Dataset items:
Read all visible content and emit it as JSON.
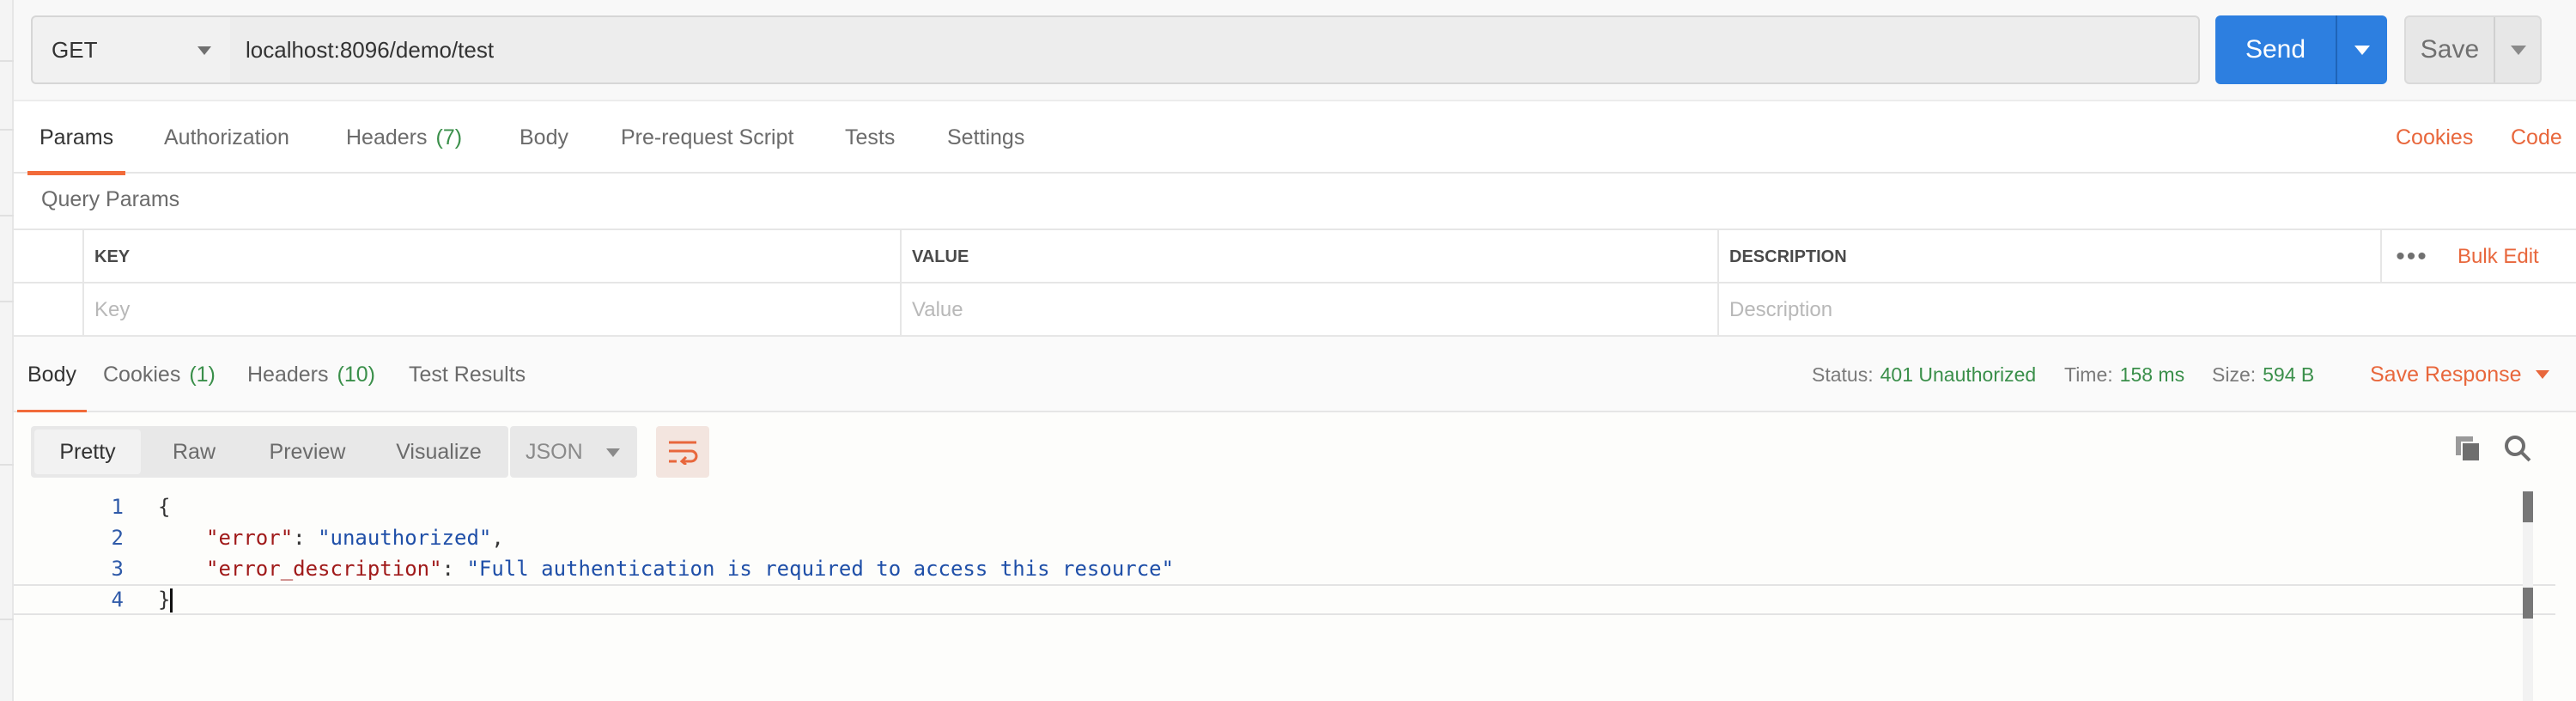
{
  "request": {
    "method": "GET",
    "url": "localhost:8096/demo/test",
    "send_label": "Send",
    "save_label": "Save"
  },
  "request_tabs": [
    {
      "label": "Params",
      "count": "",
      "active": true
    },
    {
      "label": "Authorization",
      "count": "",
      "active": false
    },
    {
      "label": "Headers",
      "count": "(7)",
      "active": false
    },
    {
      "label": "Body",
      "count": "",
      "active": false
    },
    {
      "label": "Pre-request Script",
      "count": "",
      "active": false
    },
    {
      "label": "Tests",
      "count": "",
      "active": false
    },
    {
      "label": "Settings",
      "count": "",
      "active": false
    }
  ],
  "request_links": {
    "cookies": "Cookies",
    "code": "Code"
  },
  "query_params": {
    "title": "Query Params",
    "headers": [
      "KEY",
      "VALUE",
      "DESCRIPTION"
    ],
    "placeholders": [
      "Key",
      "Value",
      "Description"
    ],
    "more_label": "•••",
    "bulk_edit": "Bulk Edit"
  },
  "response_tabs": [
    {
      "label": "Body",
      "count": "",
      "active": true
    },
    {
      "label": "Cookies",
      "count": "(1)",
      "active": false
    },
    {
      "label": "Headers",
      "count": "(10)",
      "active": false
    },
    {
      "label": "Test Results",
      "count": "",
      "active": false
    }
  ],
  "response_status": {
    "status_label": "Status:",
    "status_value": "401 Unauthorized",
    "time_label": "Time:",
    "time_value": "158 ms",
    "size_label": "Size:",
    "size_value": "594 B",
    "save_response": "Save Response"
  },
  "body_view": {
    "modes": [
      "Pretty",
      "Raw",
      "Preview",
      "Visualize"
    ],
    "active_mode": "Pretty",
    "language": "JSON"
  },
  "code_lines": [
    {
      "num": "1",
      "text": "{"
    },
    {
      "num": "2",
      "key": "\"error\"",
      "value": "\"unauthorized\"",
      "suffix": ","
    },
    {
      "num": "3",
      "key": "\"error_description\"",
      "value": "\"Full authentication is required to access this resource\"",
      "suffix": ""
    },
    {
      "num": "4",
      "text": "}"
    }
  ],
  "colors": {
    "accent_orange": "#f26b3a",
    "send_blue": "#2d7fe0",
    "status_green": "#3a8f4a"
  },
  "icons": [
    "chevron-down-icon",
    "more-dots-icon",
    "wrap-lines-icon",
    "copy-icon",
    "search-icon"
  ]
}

...

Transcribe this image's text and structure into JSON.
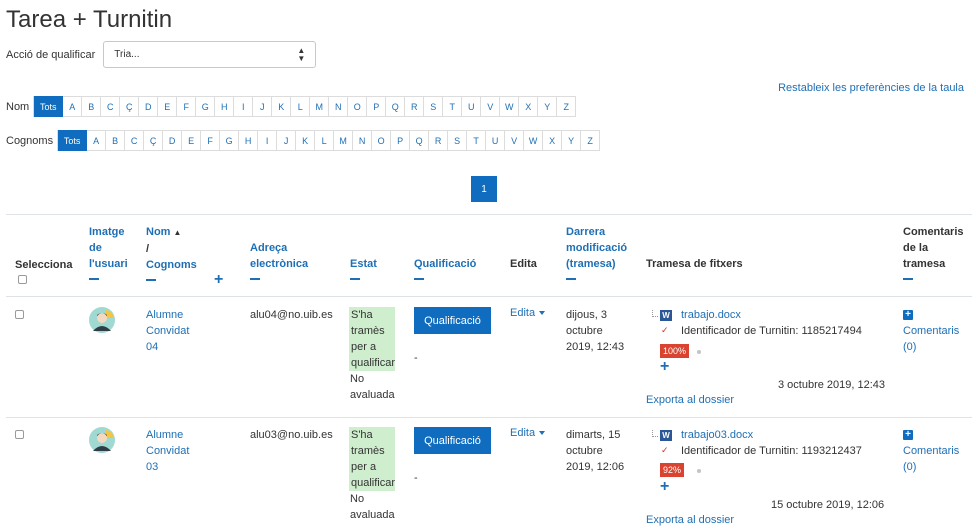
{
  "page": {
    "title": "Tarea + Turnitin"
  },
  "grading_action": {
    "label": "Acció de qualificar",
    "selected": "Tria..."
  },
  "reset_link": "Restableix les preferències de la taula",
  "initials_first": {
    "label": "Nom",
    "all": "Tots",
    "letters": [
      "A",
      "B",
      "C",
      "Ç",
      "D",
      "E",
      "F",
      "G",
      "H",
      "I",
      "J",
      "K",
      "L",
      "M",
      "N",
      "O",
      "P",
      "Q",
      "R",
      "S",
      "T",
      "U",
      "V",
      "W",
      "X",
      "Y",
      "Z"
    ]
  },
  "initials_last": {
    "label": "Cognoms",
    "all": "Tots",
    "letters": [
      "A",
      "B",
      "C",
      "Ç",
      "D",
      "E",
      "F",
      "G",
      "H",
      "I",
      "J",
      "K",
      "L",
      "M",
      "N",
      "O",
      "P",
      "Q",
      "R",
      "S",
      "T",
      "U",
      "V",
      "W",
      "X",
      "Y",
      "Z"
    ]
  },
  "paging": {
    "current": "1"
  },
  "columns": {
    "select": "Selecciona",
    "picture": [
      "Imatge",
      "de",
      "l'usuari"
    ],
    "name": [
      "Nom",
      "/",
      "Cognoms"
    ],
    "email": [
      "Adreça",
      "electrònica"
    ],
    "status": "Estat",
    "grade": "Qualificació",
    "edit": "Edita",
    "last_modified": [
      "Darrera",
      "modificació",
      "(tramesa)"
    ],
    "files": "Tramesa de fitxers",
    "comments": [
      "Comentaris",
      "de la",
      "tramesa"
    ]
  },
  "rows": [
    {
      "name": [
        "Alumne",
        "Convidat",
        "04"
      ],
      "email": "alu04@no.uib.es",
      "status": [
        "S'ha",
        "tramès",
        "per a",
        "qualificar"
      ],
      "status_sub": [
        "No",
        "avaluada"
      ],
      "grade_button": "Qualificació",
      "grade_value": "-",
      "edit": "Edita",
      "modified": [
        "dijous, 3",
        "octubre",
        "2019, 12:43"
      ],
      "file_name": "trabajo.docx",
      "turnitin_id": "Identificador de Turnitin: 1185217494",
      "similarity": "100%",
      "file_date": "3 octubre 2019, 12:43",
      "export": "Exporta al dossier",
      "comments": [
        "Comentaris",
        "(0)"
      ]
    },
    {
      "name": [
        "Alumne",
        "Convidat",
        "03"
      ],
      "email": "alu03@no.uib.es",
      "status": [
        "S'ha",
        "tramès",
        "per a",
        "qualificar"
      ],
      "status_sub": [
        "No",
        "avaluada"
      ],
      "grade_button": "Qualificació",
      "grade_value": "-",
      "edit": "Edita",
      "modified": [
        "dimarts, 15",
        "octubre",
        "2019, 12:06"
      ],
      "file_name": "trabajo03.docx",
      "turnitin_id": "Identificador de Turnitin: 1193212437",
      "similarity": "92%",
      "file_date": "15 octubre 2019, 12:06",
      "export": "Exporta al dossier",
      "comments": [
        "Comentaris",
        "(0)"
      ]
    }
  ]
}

==

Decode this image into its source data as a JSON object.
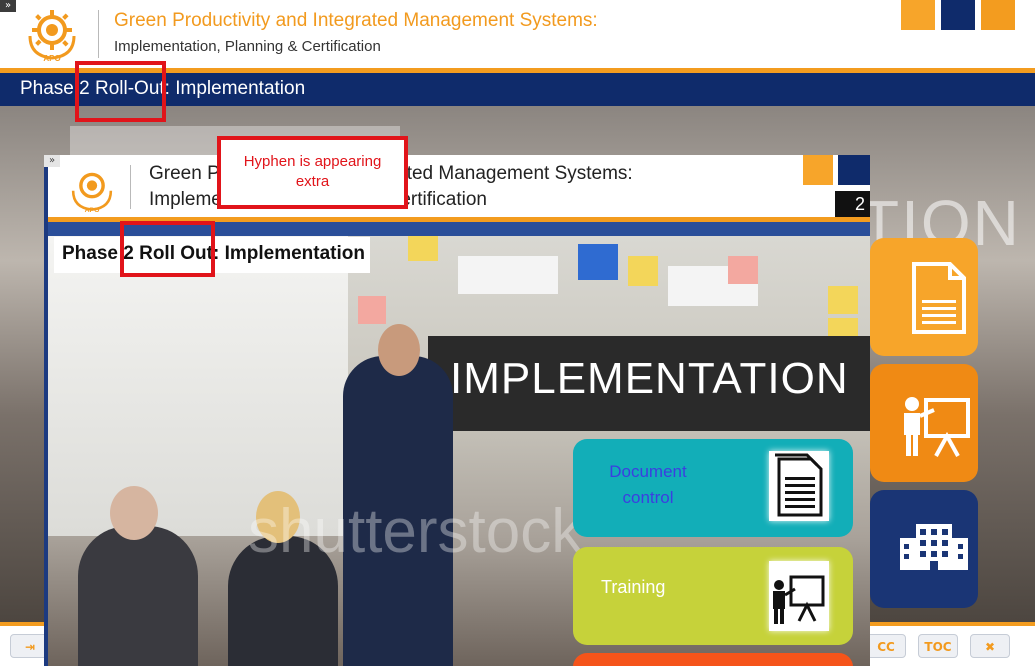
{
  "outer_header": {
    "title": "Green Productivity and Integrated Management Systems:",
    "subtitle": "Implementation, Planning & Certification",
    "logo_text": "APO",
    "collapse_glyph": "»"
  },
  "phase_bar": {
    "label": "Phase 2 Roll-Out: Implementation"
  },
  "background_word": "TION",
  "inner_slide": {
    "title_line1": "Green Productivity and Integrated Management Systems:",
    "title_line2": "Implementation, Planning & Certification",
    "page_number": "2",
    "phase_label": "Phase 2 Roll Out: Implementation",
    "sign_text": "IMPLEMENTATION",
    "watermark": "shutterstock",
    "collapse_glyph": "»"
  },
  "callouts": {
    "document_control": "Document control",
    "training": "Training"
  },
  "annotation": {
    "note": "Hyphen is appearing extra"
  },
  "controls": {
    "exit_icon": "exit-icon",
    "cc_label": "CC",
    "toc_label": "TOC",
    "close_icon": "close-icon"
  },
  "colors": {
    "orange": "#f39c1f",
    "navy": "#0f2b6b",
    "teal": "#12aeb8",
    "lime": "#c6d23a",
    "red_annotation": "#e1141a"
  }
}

** What is asked **
Show, from the material above, each line that includes the string "Planning".

** Solution **
    "subtitle": "Implementation, Planning & Certification",
    "title_line2": "Implementation, Planning & Certification",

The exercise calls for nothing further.